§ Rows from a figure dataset
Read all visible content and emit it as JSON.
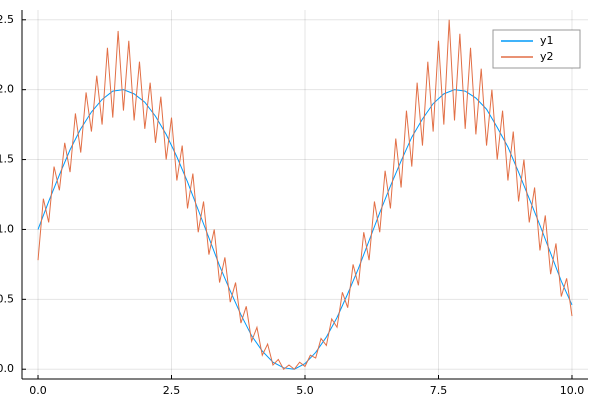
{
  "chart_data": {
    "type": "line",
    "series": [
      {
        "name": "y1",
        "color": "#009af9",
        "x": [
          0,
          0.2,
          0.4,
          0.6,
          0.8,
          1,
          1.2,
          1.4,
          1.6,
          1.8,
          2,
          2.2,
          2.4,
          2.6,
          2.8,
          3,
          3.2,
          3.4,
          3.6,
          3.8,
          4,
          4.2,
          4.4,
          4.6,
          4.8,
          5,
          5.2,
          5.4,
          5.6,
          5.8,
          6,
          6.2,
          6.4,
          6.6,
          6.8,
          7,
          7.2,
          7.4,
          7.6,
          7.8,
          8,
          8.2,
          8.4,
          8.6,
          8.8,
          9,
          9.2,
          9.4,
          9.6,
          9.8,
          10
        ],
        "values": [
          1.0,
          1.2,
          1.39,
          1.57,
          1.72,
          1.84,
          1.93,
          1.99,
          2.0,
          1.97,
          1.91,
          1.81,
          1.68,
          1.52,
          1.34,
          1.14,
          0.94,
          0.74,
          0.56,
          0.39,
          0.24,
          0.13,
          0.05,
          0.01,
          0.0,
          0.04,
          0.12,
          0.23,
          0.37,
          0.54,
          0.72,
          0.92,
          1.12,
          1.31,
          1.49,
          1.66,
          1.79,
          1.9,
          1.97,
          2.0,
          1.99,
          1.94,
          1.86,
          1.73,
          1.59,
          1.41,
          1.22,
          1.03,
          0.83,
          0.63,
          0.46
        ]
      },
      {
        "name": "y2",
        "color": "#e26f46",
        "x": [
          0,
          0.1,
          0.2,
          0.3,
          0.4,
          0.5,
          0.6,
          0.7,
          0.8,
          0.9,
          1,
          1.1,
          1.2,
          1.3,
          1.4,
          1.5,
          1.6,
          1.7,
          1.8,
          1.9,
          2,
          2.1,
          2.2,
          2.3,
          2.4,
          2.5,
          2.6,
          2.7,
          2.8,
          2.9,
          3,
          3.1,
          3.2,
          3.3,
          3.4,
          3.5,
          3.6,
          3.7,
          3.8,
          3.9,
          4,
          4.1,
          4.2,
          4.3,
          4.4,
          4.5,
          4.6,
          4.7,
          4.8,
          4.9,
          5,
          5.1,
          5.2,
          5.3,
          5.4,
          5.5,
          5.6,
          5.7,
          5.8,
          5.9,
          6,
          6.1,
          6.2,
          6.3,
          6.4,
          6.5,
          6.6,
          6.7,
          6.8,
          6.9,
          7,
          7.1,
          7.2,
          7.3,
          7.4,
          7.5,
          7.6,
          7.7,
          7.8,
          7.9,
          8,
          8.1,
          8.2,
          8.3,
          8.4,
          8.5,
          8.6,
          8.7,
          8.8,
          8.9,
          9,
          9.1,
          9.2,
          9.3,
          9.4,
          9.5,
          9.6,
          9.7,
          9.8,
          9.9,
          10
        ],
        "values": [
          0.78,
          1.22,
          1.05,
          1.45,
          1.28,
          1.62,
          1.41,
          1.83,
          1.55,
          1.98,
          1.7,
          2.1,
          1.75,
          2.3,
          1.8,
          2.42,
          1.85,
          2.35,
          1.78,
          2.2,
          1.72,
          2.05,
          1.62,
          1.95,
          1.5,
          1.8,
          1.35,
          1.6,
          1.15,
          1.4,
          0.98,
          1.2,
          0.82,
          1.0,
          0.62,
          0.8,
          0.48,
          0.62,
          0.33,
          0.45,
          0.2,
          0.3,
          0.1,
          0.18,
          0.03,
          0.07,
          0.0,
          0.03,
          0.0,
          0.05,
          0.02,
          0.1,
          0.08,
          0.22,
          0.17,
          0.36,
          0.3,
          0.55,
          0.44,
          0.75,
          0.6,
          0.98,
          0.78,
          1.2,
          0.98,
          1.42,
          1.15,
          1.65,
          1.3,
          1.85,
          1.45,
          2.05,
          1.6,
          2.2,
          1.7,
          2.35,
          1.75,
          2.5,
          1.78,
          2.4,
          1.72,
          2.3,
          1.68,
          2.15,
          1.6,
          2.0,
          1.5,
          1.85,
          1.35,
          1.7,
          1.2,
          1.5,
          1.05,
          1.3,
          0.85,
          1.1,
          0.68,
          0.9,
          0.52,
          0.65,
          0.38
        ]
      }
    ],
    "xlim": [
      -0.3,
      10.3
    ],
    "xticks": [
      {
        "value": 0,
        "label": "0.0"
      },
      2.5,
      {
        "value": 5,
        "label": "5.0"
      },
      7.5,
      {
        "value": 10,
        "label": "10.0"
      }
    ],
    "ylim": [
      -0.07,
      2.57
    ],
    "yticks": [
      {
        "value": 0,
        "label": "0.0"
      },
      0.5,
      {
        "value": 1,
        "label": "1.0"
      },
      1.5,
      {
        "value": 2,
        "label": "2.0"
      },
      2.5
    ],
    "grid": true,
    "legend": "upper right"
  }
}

--

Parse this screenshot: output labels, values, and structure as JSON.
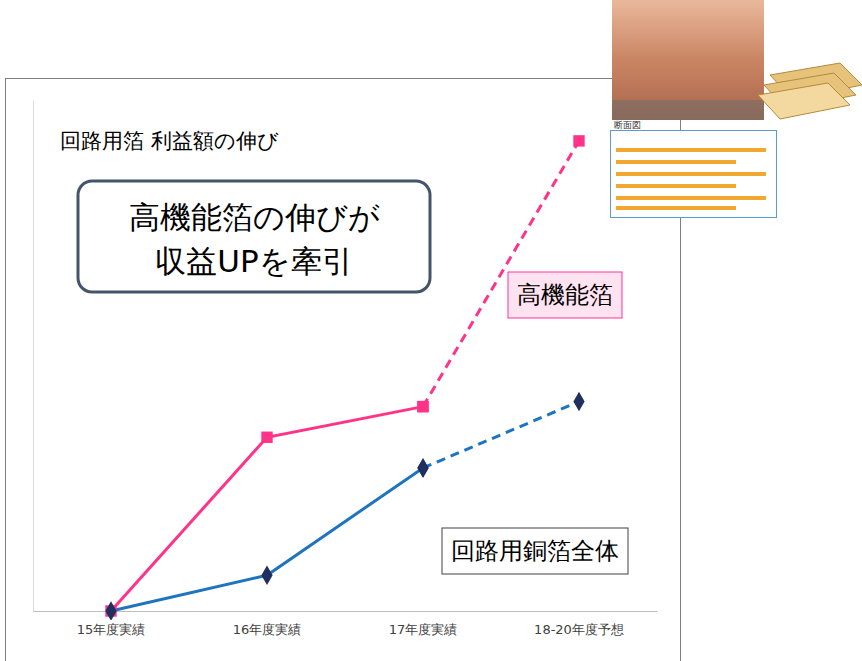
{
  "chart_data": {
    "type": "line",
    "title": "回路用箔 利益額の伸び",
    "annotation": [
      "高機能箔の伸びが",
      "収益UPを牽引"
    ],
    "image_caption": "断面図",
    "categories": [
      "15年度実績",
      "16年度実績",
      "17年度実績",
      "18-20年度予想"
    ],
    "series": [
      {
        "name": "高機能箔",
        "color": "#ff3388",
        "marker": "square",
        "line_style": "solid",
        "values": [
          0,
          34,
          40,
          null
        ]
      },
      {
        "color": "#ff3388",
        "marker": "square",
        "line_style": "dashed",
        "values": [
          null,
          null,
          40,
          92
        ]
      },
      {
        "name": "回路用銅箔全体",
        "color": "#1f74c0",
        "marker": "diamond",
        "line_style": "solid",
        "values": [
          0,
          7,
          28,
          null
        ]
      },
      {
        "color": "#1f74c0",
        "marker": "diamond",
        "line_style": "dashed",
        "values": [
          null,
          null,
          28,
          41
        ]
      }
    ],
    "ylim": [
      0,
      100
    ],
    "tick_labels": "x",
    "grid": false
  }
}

* * *

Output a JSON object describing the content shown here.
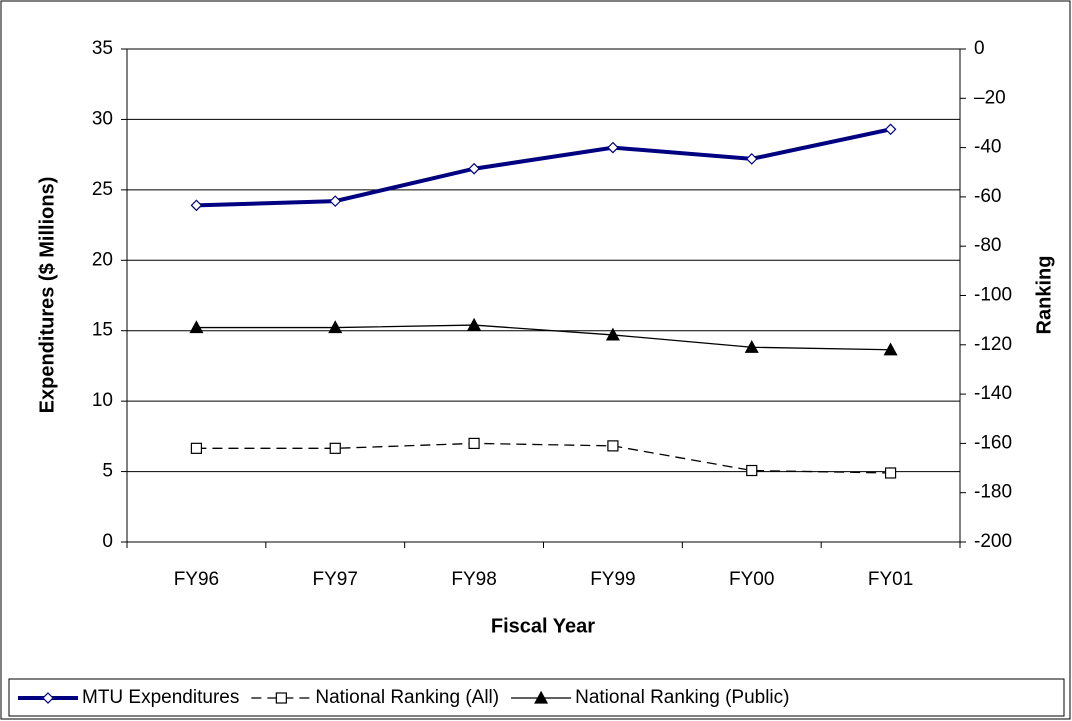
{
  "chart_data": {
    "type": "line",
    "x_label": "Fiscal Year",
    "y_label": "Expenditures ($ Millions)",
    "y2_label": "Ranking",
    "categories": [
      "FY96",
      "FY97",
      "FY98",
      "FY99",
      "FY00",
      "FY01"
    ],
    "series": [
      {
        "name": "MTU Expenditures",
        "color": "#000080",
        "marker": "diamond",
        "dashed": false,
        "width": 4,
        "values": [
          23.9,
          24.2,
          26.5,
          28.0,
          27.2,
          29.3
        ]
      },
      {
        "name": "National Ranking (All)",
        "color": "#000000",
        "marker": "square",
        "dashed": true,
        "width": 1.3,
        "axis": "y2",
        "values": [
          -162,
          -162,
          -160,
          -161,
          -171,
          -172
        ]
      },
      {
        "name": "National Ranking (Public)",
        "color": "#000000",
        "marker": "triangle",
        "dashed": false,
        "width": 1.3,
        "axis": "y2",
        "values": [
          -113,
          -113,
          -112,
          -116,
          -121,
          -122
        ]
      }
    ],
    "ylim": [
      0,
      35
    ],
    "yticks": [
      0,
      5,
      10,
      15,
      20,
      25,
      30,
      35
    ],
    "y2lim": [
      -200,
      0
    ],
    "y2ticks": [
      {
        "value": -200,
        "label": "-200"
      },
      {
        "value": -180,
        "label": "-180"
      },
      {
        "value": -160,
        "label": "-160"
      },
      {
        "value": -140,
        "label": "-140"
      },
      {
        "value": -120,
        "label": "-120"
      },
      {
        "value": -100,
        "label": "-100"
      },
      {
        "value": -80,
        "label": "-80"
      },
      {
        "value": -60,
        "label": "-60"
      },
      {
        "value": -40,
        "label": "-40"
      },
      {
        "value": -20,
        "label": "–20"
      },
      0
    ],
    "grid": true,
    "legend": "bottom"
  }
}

§ Exercise description
Write out every line of the data that holds the word "Expenditures".

§ Output
    "y_label": "Expenditures ($ Millions)",
        "name": "MTU Expenditures",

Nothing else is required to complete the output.